Task brief
Transcribe the records below exactly as they appear.
>> Begin Information given
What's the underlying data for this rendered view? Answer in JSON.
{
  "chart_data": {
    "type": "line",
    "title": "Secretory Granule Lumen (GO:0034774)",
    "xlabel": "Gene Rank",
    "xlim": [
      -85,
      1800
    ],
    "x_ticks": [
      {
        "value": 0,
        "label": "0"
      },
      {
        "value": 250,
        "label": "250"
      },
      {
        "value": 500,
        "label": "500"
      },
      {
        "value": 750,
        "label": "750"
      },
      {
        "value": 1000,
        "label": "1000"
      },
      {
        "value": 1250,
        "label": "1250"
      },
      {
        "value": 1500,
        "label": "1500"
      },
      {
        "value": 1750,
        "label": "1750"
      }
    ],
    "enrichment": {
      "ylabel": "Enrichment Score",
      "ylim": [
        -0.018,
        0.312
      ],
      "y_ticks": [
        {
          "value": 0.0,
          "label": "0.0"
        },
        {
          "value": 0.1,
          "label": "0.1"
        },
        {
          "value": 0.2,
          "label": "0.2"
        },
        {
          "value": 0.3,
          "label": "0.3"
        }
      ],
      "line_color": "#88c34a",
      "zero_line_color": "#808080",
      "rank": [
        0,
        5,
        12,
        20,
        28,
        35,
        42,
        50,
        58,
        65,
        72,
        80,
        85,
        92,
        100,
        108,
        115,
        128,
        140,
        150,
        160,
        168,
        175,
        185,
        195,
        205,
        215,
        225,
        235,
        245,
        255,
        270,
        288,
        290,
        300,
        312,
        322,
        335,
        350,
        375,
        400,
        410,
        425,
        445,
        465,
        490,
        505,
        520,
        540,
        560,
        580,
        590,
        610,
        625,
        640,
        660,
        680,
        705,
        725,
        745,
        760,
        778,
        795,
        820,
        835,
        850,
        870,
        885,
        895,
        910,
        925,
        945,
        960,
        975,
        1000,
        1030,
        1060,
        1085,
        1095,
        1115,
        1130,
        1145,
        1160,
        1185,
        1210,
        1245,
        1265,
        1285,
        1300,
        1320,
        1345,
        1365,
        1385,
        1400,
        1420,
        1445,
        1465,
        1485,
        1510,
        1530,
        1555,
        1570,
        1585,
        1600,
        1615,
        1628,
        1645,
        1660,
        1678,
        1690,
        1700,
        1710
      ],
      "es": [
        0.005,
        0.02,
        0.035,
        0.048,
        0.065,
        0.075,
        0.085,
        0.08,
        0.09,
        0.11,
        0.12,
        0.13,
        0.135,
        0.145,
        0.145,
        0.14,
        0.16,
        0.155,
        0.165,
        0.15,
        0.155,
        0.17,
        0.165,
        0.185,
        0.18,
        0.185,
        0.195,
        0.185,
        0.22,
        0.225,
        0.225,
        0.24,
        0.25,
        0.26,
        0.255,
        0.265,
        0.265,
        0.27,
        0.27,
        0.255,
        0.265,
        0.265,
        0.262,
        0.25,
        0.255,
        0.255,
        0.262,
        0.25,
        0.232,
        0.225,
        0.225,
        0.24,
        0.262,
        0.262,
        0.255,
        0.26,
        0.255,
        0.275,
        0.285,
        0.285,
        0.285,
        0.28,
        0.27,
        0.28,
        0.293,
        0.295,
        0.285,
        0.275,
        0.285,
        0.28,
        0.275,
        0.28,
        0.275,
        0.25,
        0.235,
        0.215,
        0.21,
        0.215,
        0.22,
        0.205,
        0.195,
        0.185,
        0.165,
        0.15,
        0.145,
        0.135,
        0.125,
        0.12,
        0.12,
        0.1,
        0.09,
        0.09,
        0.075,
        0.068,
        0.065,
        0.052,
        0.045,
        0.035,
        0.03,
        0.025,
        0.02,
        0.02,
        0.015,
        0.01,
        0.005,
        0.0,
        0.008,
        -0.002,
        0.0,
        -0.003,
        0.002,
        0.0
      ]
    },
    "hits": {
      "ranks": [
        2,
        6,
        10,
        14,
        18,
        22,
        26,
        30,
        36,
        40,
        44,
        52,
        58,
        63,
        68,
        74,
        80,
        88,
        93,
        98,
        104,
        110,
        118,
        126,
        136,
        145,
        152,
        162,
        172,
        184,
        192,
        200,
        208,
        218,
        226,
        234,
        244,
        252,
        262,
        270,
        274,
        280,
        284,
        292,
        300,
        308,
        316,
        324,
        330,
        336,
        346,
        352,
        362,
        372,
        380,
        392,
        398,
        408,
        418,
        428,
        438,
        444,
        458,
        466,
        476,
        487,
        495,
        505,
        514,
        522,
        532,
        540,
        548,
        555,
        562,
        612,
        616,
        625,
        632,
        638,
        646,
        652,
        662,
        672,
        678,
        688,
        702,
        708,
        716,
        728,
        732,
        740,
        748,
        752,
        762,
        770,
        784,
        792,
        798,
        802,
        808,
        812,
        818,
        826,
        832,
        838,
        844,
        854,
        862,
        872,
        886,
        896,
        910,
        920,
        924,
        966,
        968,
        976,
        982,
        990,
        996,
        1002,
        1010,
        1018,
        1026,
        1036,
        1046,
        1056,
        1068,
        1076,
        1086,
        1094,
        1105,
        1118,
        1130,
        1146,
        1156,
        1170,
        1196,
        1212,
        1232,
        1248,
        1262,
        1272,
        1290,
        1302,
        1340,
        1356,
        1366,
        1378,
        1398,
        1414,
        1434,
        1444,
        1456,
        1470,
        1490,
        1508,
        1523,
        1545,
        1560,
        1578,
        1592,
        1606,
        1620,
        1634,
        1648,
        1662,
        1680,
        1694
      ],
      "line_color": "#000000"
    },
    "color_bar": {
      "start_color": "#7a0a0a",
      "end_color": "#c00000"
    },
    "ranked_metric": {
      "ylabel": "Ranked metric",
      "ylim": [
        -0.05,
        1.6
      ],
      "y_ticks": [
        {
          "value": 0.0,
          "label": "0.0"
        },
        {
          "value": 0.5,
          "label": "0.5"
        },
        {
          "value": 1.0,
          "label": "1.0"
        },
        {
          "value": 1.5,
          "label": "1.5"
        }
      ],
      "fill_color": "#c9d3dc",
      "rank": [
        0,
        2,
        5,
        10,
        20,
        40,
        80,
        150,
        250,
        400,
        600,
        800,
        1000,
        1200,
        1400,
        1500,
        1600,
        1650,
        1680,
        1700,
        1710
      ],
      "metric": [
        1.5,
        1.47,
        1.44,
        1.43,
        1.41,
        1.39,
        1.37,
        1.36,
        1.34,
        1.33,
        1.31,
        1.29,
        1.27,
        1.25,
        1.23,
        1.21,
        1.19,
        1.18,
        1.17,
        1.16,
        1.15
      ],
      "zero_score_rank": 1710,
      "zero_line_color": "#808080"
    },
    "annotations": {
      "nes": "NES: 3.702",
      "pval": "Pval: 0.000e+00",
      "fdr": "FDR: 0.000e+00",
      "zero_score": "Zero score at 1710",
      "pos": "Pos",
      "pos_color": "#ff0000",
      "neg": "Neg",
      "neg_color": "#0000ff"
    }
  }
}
>> End Information given
Exercise output
What's the underlying data for this rendered view? Answer in JSON.
{
  "chart_data": {
    "type": "line",
    "title": "Secretory Granule Lumen (GO:0034774)",
    "xlabel": "Gene Rank",
    "xlim": [
      -85,
      1800
    ],
    "x_ticks": [
      {
        "value": 0,
        "label": "0"
      },
      {
        "value": 250,
        "label": "250"
      },
      {
        "value": 500,
        "label": "500"
      },
      {
        "value": 750,
        "label": "750"
      },
      {
        "value": 1000,
        "label": "1000"
      },
      {
        "value": 1250,
        "label": "1250"
      },
      {
        "value": 1500,
        "label": "1500"
      },
      {
        "value": 1750,
        "label": "1750"
      }
    ],
    "enrichment": {
      "ylabel": "Enrichment Score",
      "ylim": [
        -0.018,
        0.312
      ],
      "y_ticks": [
        {
          "value": 0.0,
          "label": "0.0"
        },
        {
          "value": 0.1,
          "label": "0.1"
        },
        {
          "value": 0.2,
          "label": "0.2"
        },
        {
          "value": 0.3,
          "label": "0.3"
        }
      ],
      "line_color": "#88c34a",
      "zero_line_color": "#808080",
      "rank": [
        0,
        5,
        12,
        20,
        28,
        35,
        42,
        50,
        58,
        65,
        72,
        80,
        85,
        92,
        100,
        108,
        115,
        128,
        140,
        150,
        160,
        168,
        175,
        185,
        195,
        205,
        215,
        225,
        235,
        245,
        255,
        270,
        288,
        290,
        300,
        312,
        322,
        335,
        350,
        375,
        400,
        410,
        425,
        445,
        465,
        490,
        505,
        520,
        540,
        560,
        580,
        590,
        610,
        625,
        640,
        660,
        680,
        705,
        725,
        745,
        760,
        778,
        795,
        820,
        835,
        850,
        870,
        885,
        895,
        910,
        925,
        945,
        960,
        975,
        1000,
        1030,
        1060,
        1085,
        1095,
        1115,
        1130,
        1145,
        1160,
        1185,
        1210,
        1245,
        1265,
        1285,
        1300,
        1320,
        1345,
        1365,
        1385,
        1400,
        1420,
        1445,
        1465,
        1485,
        1510,
        1530,
        1555,
        1570,
        1585,
        1600,
        1615,
        1628,
        1645,
        1660,
        1678,
        1690,
        1700,
        1710
      ],
      "es": [
        0.005,
        0.02,
        0.035,
        0.048,
        0.065,
        0.075,
        0.085,
        0.08,
        0.09,
        0.11,
        0.12,
        0.13,
        0.135,
        0.145,
        0.145,
        0.14,
        0.16,
        0.155,
        0.165,
        0.15,
        0.155,
        0.17,
        0.165,
        0.185,
        0.18,
        0.185,
        0.195,
        0.185,
        0.22,
        0.225,
        0.225,
        0.24,
        0.25,
        0.26,
        0.255,
        0.265,
        0.265,
        0.27,
        0.27,
        0.255,
        0.265,
        0.265,
        0.262,
        0.25,
        0.255,
        0.255,
        0.262,
        0.25,
        0.232,
        0.225,
        0.225,
        0.24,
        0.262,
        0.262,
        0.255,
        0.26,
        0.255,
        0.275,
        0.285,
        0.285,
        0.285,
        0.28,
        0.27,
        0.28,
        0.293,
        0.295,
        0.285,
        0.275,
        0.285,
        0.28,
        0.275,
        0.28,
        0.275,
        0.25,
        0.235,
        0.215,
        0.21,
        0.215,
        0.22,
        0.205,
        0.195,
        0.185,
        0.165,
        0.15,
        0.145,
        0.135,
        0.125,
        0.12,
        0.12,
        0.1,
        0.09,
        0.09,
        0.075,
        0.068,
        0.065,
        0.052,
        0.045,
        0.035,
        0.03,
        0.025,
        0.02,
        0.02,
        0.015,
        0.01,
        0.005,
        0.0,
        0.008,
        -0.002,
        0.0,
        -0.003,
        0.002,
        0.0
      ]
    },
    "hits": {
      "ranks": [
        2,
        6,
        10,
        14,
        18,
        22,
        26,
        30,
        36,
        40,
        44,
        52,
        58,
        63,
        68,
        74,
        80,
        88,
        93,
        98,
        104,
        110,
        118,
        126,
        136,
        145,
        152,
        162,
        172,
        184,
        192,
        200,
        208,
        218,
        226,
        234,
        244,
        252,
        262,
        270,
        274,
        280,
        284,
        292,
        300,
        308,
        316,
        324,
        330,
        336,
        346,
        352,
        362,
        372,
        380,
        392,
        398,
        408,
        418,
        428,
        438,
        444,
        458,
        466,
        476,
        487,
        495,
        505,
        514,
        522,
        532,
        540,
        548,
        555,
        562,
        612,
        616,
        625,
        632,
        638,
        646,
        652,
        662,
        672,
        678,
        688,
        702,
        708,
        716,
        728,
        732,
        740,
        748,
        752,
        762,
        770,
        784,
        792,
        798,
        802,
        808,
        812,
        818,
        826,
        832,
        838,
        844,
        854,
        862,
        872,
        886,
        896,
        910,
        920,
        924,
        966,
        968,
        976,
        982,
        990,
        996,
        1002,
        1010,
        1018,
        1026,
        1036,
        1046,
        1056,
        1068,
        1076,
        1086,
        1094,
        1105,
        1118,
        1130,
        1146,
        1156,
        1170,
        1196,
        1212,
        1232,
        1248,
        1262,
        1272,
        1290,
        1302,
        1340,
        1356,
        1366,
        1378,
        1398,
        1414,
        1434,
        1444,
        1456,
        1470,
        1490,
        1508,
        1523,
        1545,
        1560,
        1578,
        1592,
        1606,
        1620,
        1634,
        1648,
        1662,
        1680,
        1694
      ],
      "line_color": "#000000"
    },
    "color_bar": {
      "start_color": "#7a0a0a",
      "end_color": "#c00000"
    },
    "ranked_metric": {
      "ylabel": "Ranked metric",
      "ylim": [
        -0.05,
        1.6
      ],
      "y_ticks": [
        {
          "value": 0.0,
          "label": "0.0"
        },
        {
          "value": 0.5,
          "label": "0.5"
        },
        {
          "value": 1.0,
          "label": "1.0"
        },
        {
          "value": 1.5,
          "label": "1.5"
        }
      ],
      "fill_color": "#c9d3dc",
      "rank": [
        0,
        2,
        5,
        10,
        20,
        40,
        80,
        150,
        250,
        400,
        600,
        800,
        1000,
        1200,
        1400,
        1500,
        1600,
        1650,
        1680,
        1700,
        1710
      ],
      "metric": [
        1.5,
        1.47,
        1.44,
        1.43,
        1.41,
        1.39,
        1.37,
        1.36,
        1.34,
        1.33,
        1.31,
        1.29,
        1.27,
        1.25,
        1.23,
        1.21,
        1.19,
        1.18,
        1.17,
        1.16,
        1.15
      ],
      "zero_score_rank": 1710,
      "zero_line_color": "#808080"
    },
    "annotations": {
      "nes": "NES: 3.702",
      "pval": "Pval: 0.000e+00",
      "fdr": "FDR: 0.000e+00",
      "zero_score": "Zero score at 1710",
      "pos": "Pos",
      "pos_color": "#ff0000",
      "neg": "Neg",
      "neg_color": "#0000ff"
    }
  }
}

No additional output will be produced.